**Action item**: All that is needed is the listing, given back exactly.

*** Opening of Exercise input ***

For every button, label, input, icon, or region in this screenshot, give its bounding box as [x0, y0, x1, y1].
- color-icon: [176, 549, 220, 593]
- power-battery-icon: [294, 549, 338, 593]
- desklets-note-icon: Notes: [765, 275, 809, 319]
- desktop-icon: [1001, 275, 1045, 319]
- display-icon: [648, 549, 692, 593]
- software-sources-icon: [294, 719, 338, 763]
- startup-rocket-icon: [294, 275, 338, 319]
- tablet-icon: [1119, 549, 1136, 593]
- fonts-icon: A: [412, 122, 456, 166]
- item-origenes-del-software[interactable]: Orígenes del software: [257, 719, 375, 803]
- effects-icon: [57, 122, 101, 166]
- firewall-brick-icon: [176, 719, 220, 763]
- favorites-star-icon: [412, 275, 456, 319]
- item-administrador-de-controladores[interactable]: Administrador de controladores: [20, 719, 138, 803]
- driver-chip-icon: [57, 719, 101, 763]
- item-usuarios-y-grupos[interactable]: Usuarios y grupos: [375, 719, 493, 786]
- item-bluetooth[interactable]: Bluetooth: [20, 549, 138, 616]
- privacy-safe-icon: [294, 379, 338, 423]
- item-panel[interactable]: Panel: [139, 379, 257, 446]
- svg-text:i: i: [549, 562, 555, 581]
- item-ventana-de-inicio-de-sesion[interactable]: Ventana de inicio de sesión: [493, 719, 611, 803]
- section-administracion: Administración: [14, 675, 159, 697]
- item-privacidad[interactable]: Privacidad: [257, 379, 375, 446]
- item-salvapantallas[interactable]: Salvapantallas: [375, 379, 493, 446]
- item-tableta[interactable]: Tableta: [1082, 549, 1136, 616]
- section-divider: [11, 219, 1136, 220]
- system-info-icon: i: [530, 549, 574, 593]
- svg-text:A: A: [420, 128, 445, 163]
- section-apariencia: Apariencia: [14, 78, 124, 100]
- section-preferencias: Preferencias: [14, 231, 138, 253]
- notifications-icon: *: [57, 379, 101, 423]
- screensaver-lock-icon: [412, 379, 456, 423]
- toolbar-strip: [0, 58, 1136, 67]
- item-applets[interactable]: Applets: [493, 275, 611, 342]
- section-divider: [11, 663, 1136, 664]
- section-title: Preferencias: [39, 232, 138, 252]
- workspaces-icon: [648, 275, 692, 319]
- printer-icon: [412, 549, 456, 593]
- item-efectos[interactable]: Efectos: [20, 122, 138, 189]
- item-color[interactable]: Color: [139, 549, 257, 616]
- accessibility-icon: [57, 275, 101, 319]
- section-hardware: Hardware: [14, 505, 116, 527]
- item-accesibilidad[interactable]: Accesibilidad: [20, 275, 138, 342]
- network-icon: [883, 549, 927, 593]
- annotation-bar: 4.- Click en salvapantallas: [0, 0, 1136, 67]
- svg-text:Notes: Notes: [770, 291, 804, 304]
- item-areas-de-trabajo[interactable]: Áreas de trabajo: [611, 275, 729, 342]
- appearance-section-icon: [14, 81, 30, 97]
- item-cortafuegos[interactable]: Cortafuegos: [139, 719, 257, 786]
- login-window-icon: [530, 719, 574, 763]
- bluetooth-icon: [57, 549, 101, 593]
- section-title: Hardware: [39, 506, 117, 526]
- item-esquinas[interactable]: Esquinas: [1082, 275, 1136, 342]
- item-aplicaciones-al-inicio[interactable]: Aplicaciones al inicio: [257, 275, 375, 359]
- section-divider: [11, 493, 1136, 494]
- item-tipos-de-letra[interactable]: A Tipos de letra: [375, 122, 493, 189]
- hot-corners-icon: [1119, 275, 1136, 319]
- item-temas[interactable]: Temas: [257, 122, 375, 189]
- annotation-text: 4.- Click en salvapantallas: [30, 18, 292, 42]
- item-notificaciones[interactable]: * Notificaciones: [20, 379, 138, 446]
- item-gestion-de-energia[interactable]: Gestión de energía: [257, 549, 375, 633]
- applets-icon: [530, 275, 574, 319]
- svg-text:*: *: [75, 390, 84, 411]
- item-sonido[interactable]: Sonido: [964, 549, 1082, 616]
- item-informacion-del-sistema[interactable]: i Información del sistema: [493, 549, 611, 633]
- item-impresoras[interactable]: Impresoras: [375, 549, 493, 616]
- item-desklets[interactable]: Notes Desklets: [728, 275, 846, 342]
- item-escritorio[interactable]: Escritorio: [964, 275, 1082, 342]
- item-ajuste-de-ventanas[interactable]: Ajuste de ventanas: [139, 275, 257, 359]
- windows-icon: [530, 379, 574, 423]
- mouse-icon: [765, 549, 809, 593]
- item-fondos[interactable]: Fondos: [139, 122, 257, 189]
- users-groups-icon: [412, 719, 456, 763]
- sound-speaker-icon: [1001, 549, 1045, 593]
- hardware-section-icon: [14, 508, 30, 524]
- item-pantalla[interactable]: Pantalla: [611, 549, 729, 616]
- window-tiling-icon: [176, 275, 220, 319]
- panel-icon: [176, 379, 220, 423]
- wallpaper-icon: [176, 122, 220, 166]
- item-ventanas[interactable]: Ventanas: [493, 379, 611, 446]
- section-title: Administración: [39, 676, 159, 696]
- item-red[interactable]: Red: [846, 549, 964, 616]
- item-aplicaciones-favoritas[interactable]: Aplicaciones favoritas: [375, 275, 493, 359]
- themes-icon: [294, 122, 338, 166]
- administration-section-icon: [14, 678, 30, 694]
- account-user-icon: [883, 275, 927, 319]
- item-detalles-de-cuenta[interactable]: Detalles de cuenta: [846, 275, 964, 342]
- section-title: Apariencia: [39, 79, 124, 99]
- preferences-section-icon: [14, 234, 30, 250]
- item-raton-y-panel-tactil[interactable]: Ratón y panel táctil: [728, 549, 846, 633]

*** Close of Exercise input ***

**Your solution**:
For every button, label, input, icon, or region in this screenshot, give its bounding box as [x0, y0, x1, y1].
- color-icon: [176, 549, 220, 593]
- power-battery-icon: [294, 549, 338, 593]
- desklets-note-icon: Notes: [765, 275, 809, 319]
- desktop-icon: [1001, 275, 1045, 319]
- display-icon: [648, 549, 692, 593]
- software-sources-icon: [294, 719, 338, 763]
- startup-rocket-icon: [294, 275, 338, 319]
- tablet-icon: [1119, 549, 1136, 593]
- fonts-icon: A: [412, 122, 456, 166]
- item-origenes-del-software[interactable]: Orígenes del software: [257, 719, 375, 803]
- effects-icon: [57, 122, 101, 166]
- firewall-brick-icon: [176, 719, 220, 763]
- favorites-star-icon: [412, 275, 456, 319]
- item-administrador-de-controladores[interactable]: Administrador de controladores: [20, 719, 138, 803]
- driver-chip-icon: [57, 719, 101, 763]
- item-usuarios-y-grupos[interactable]: Usuarios y grupos: [375, 719, 493, 786]
- item-bluetooth[interactable]: Bluetooth: [20, 549, 138, 616]
- privacy-safe-icon: [294, 379, 338, 423]
- item-panel[interactable]: Panel: [139, 379, 257, 446]
- svg-text:i: i: [549, 562, 555, 581]
- item-ventana-de-inicio-de-sesion[interactable]: Ventana de inicio de sesión: [493, 719, 611, 803]
- section-administracion: Administración: [14, 675, 159, 697]
- item-privacidad[interactable]: Privacidad: [257, 379, 375, 446]
- item-salvapantallas[interactable]: Salvapantallas: [375, 379, 493, 446]
- item-tableta[interactable]: Tableta: [1082, 549, 1136, 616]
- section-divider: [11, 219, 1136, 220]
- system-info-icon: i: [530, 549, 574, 593]
- svg-text:A: A: [420, 128, 445, 163]
- section-apariencia: Apariencia: [14, 78, 124, 100]
- section-preferencias: Preferencias: [14, 231, 138, 253]
- notifications-icon: *: [57, 379, 101, 423]
- screensaver-lock-icon: [412, 379, 456, 423]
- toolbar-strip: [0, 58, 1136, 67]
- item-applets[interactable]: Applets: [493, 275, 611, 342]
- section-divider: [11, 663, 1136, 664]
- section-title: Preferencias: [39, 232, 138, 252]
- workspaces-icon: [648, 275, 692, 319]
- printer-icon: [412, 549, 456, 593]
- item-efectos[interactable]: Efectos: [20, 122, 138, 189]
- item-color[interactable]: Color: [139, 549, 257, 616]
- accessibility-icon: [57, 275, 101, 319]
- section-hardware: Hardware: [14, 505, 116, 527]
- item-accesibilidad[interactable]: Accesibilidad: [20, 275, 138, 342]
- network-icon: [883, 549, 927, 593]
- annotation-bar: 4.- Click en salvapantallas: [0, 0, 1136, 67]
- svg-text:Notes: Notes: [770, 291, 804, 304]
- item-areas-de-trabajo[interactable]: Áreas de trabajo: [611, 275, 729, 342]
- appearance-section-icon: [14, 81, 30, 97]
- item-cortafuegos[interactable]: Cortafuegos: [139, 719, 257, 786]
- login-window-icon: [530, 719, 574, 763]
- bluetooth-icon: [57, 549, 101, 593]
- section-title: Hardware: [39, 506, 117, 526]
- item-esquinas[interactable]: Esquinas: [1082, 275, 1136, 342]
- item-aplicaciones-al-inicio[interactable]: Aplicaciones al inicio: [257, 275, 375, 359]
- section-divider: [11, 493, 1136, 494]
- item-tipos-de-letra[interactable]: A Tipos de letra: [375, 122, 493, 189]
- hot-corners-icon: [1119, 275, 1136, 319]
- item-temas[interactable]: Temas: [257, 122, 375, 189]
- annotation-text: 4.- Click en salvapantallas: [30, 18, 292, 42]
- item-notificaciones[interactable]: * Notificaciones: [20, 379, 138, 446]
- item-gestion-de-energia[interactable]: Gestión de energía: [257, 549, 375, 633]
- applets-icon: [530, 275, 574, 319]
- svg-text:*: *: [75, 390, 84, 411]
- item-sonido[interactable]: Sonido: [964, 549, 1082, 616]
- item-informacion-del-sistema[interactable]: i Información del sistema: [493, 549, 611, 633]
- item-impresoras[interactable]: Impresoras: [375, 549, 493, 616]
- item-desklets[interactable]: Notes Desklets: [728, 275, 846, 342]
- item-escritorio[interactable]: Escritorio: [964, 275, 1082, 342]
- item-ajuste-de-ventanas[interactable]: Ajuste de ventanas: [139, 275, 257, 359]
- windows-icon: [530, 379, 574, 423]
- mouse-icon: [765, 549, 809, 593]
- item-fondos[interactable]: Fondos: [139, 122, 257, 189]
- users-groups-icon: [412, 719, 456, 763]
- sound-speaker-icon: [1001, 549, 1045, 593]
- hardware-section-icon: [14, 508, 30, 524]
- item-pantalla[interactable]: Pantalla: [611, 549, 729, 616]
- window-tiling-icon: [176, 275, 220, 319]
- panel-icon: [176, 379, 220, 423]
- wallpaper-icon: [176, 122, 220, 166]
- item-ventanas[interactable]: Ventanas: [493, 379, 611, 446]
- section-title: Administración: [39, 676, 159, 696]
- item-red[interactable]: Red: [846, 549, 964, 616]
- item-aplicaciones-favoritas[interactable]: Aplicaciones favoritas: [375, 275, 493, 359]
- themes-icon: [294, 122, 338, 166]
- administration-section-icon: [14, 678, 30, 694]
- account-user-icon: [883, 275, 927, 319]
- item-detalles-de-cuenta[interactable]: Detalles de cuenta: [846, 275, 964, 342]
- section-title: Apariencia: [39, 79, 124, 99]
- preferences-section-icon: [14, 234, 30, 250]
- item-raton-y-panel-tactil[interactable]: Ratón y panel táctil: [728, 549, 846, 633]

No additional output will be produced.